> **Dataset content**
++++++++++
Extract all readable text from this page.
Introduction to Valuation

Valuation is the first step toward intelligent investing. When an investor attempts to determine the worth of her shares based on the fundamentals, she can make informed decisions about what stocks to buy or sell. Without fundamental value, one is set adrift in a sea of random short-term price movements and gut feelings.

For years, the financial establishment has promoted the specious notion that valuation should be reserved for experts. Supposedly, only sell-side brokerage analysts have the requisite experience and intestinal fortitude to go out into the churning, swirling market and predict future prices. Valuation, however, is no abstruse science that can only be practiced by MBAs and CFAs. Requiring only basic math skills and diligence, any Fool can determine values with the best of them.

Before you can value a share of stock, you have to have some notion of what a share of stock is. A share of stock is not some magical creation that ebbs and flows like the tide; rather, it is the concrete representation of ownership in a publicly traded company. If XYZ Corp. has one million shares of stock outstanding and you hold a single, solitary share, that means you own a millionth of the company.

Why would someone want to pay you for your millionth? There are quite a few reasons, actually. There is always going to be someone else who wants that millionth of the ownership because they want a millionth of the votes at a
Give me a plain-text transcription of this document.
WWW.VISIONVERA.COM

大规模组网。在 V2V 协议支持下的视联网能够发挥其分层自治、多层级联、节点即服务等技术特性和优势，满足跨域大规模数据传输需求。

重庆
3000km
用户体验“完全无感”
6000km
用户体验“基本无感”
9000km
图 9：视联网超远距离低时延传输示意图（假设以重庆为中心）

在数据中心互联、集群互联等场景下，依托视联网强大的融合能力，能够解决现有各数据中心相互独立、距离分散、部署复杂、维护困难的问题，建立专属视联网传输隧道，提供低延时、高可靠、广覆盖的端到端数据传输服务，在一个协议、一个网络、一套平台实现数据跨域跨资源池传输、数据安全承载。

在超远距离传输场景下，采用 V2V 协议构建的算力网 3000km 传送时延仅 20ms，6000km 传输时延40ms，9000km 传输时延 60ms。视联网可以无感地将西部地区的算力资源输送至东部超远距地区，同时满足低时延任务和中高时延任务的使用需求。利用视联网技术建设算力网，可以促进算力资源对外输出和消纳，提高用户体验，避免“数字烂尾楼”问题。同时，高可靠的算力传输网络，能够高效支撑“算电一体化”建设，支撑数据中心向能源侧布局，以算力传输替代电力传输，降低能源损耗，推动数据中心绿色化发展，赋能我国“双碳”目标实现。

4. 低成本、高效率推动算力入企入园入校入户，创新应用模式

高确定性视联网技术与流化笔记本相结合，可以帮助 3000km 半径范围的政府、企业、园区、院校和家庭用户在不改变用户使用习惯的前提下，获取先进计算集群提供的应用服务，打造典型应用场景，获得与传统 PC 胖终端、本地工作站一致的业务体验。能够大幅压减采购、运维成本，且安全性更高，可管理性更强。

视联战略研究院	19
++++++++++
> **Written task**
Return every line from the one holding "Give me a plain-text" through the end of the data, exactly as it appears, with both ends kept and nothing else.

> **Task response**
Give me a plain-text transcription of this document.
WWW.VISIONVERA.COM

大规模组网。在 V2V 协议支持下的视联网能够发挥其分层自治、多层级联、节点即服务等技术特性和优势，满足跨域大规模数据传输需求。

重庆
3000km
用户体验“完全无感”
6000km
用户体验“基本无感”
9000km
图 9：视联网超远距离低时延传输示意图（假设以重庆为中心）

在数据中心互联、集群互联等场景下，依托视联网强大的融合能力，能够解决现有各数据中心相互独立、距离分散、部署复杂、维护困难的问题，建立专属视联网传输隧道，提供低延时、高可靠、广覆盖的端到端数据传输服务，在一个协议、一个网络、一套平台实现数据跨域跨资源池传输、数据安全承载。

在超远距离传输场景下，采用 V2V 协议构建的算力网 3000km 传送时延仅 20ms，6000km 传输时延40ms，9000km 传输时延 60ms。视联网可以无感地将西部地区的算力资源输送至东部超远距地区，同时满足低时延任务和中高时延任务的使用需求。利用视联网技术建设算力网，可以促进算力资源对外输出和消纳，提高用户体验，避免“数字烂尾楼”问题。同时，高可靠的算力传输网络，能够高效支撑“算电一体化”建设，支撑数据中心向能源侧布局，以算力传输替代电力传输，降低能源损耗，推动数据中心绿色化发展，赋能我国“双碳”目标实现。

4. 低成本、高效率推动算力入企入园入校入户，创新应用模式

高确定性视联网技术与流化笔记本相结合，可以帮助 3000km 半径范围的政府、企业、园区、院校和家庭用户在不改变用户使用习惯的前提下，获取先进计算集群提供的应用服务，打造典型应用场景，获得与传统 PC 胖终端、本地工作站一致的业务体验。能够大幅压减采购、运维成本，且安全性更高，可管理性更强。

视联战略研究院	19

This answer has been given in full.